Text excerpt =
------------------------------------------------

California is burning through its wildfire funds

Good morning, California.

Local governments have set sights on taxing soda. Enter Californians for Accountability and Transparency in Government Spending, a campaign committee set up to promote a November initiative to ban local taxes and fees without approval of two-thirds of the voters. Top funder: Soda companies at $5 million-plus.

Who should pay for wildfires?

Insurance Commissioner Dave Jones, center, confers with lawmakers and staff before a hearing on bills intended to help homeowners damaged by the Wine Country Fire.

Burned-out homeowners struggling to recover from the most destructive fires in California history are packing the Capitol and calling legislators a lot these days.

The numbers: Nearly 9,000 wildfires scorched 1.2 million acres, destroying 10,800 structures, more than in the previous nine years combined. Forty six people died in Northern California and 21 in Santa Barbara County. Losses exceed $11 billion.

------------------------------------------------

Information supplied =

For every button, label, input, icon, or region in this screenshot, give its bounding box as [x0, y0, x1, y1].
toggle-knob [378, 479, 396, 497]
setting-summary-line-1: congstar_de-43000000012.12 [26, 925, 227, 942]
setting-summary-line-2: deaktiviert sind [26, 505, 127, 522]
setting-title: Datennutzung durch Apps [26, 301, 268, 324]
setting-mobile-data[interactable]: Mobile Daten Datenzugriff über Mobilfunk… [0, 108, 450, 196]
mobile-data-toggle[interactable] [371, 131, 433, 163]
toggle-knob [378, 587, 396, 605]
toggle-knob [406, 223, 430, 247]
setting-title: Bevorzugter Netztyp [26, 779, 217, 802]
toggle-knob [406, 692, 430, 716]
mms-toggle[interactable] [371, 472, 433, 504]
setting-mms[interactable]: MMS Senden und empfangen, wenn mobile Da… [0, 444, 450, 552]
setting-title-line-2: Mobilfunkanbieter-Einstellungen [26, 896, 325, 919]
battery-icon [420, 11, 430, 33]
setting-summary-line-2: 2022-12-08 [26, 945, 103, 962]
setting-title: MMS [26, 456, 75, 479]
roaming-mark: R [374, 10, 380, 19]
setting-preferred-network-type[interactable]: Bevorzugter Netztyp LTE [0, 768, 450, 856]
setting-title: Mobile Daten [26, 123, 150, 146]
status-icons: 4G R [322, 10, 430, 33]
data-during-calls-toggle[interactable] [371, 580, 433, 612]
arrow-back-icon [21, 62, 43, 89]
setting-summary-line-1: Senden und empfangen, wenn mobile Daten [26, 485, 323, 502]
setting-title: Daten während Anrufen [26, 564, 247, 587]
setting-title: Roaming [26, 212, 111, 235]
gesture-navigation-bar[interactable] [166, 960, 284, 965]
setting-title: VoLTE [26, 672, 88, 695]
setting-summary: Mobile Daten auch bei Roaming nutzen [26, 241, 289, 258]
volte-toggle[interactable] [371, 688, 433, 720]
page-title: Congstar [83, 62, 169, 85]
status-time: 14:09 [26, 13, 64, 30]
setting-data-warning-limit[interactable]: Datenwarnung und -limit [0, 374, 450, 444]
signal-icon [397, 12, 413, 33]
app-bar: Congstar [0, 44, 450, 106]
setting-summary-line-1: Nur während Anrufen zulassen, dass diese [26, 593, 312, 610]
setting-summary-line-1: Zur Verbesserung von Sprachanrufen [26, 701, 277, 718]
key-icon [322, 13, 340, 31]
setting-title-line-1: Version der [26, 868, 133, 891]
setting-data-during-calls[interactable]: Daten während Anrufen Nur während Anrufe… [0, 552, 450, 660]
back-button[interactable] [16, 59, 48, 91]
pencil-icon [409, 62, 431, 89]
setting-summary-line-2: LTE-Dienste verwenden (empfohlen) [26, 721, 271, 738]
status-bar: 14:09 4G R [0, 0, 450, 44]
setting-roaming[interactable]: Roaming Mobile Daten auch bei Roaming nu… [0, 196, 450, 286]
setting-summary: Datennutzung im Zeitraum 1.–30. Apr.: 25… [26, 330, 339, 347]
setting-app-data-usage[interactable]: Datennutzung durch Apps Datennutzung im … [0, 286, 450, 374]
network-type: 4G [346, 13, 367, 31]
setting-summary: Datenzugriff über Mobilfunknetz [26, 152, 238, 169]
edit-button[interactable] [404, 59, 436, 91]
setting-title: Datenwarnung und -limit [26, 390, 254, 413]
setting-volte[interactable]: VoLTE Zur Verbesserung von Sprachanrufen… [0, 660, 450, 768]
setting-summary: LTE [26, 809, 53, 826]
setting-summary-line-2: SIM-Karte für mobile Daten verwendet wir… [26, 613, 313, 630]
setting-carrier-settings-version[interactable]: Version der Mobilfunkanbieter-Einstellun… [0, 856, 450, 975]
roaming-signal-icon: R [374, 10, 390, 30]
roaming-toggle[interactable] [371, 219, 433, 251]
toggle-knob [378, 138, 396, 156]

------------------------------------------------

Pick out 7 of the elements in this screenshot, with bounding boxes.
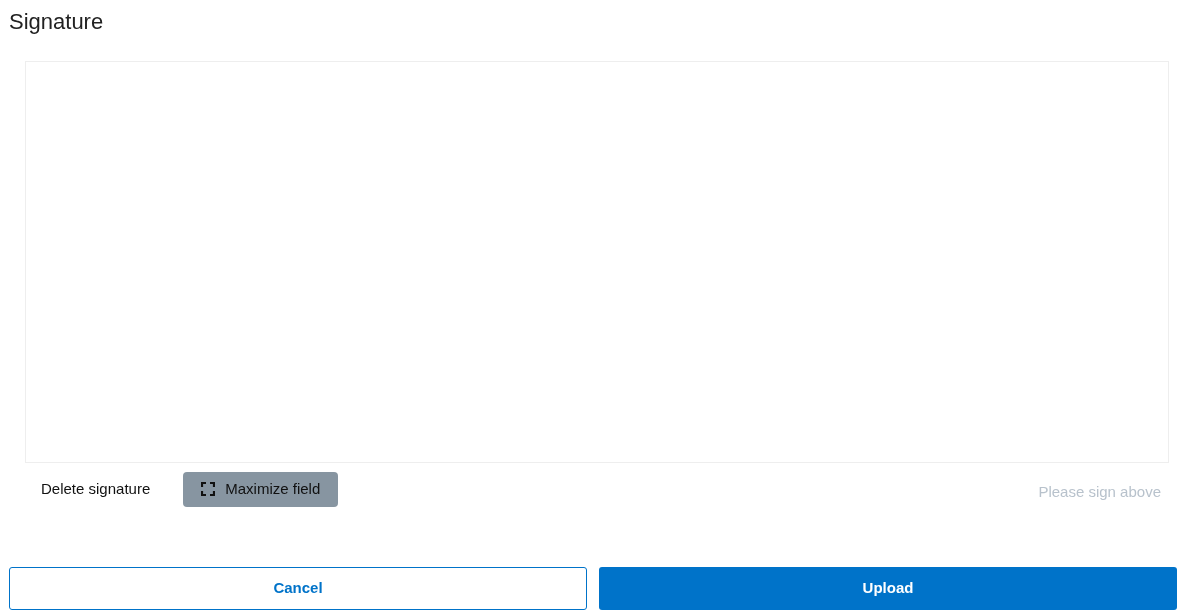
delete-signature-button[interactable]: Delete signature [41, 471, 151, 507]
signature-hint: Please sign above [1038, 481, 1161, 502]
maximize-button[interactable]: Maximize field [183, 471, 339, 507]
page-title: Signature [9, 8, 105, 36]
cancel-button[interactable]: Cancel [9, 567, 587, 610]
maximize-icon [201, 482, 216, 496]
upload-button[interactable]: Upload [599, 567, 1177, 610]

------------------------------------------------

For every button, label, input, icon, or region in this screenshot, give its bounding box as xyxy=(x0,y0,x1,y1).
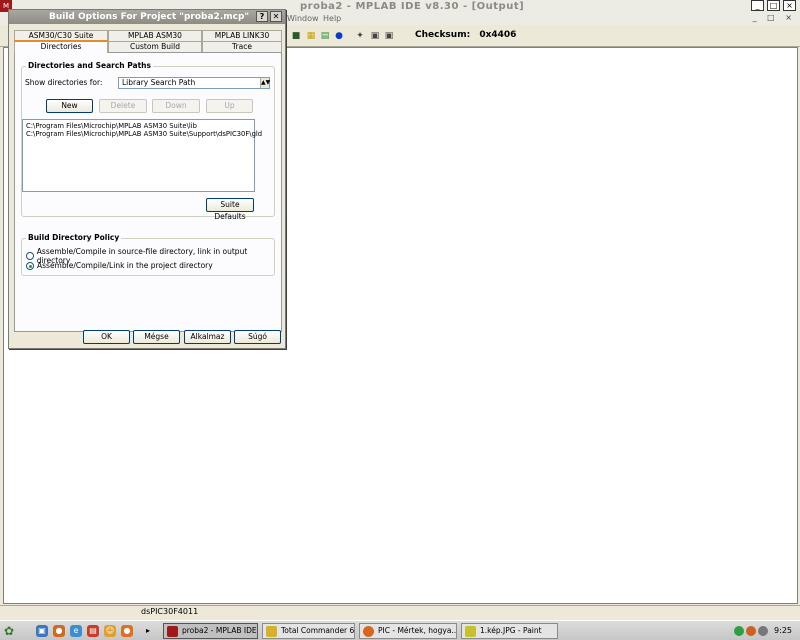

------------------------------------------------

To do =
**A)** Edit the article on California's wildfire funds, starting with "Local governments have" and going on through "should pay for wildfires?", with "initiative" replaced by "ballot measure".
**B)** Please pick up the article on California's wildfire funds after its last sentence and keep writing it.

Results for the exercise =
**A)**
Local governments have set sights on taxing soda. Enter Californians for Accountability and Transparency in Government Spending, a campaign committee set up to promote a November ballot measure to ban local taxes and fees without approval of two-thirds of the voters. Top funder: Soda companies at $5 million-plus.

Who should pay for wildfires?

**B)**
Eighty percent of the 3,000 families who lost their homes have not settled with insurance companies, Santa Rosa Mayor Chris Coursey, in the Capitol to argue for burned out homeowners, told me.

“The insurance industry lobbyists are working hard and have a lot of influence,” Insurance Commissioner Dave Jones said, heading into a committee hearing at the Capitol this week.

A few points:

  • Homeowners and their lawyers seek legislation to force insurance companies into more favorable terms.

  • Insurance companies will fight legislation that tilts toward homeowners and want to force Pacific Gas & Electric Company, the main Northern California utility, to cover fire costs.

  • PG&E went into bankruptcy during the energy crisis in the early 2000s, and could face a similar fate, though CALmatters’ Laurel Rosenhall documented a recent jump in PG&E’s stock price, when Gov. Jerry Brown announced the state would update liability laws for utility companies.

The California Public Utilities Commission must determine who pays: PG&E stockholders, ratepayers or some combination. CPUC President Michael Picker attributes the fires to climate change, and told me he is waiting for more legislative direction.

Longtime Capitol lobbyist Patrick McCallum escaped the Wine Country fire by running with his wife, Sonoma State University President Judy K. Sakaki, barefoot through flames at 4 a.m. They are living in a rental, $1 million apart from an insurance-company offer.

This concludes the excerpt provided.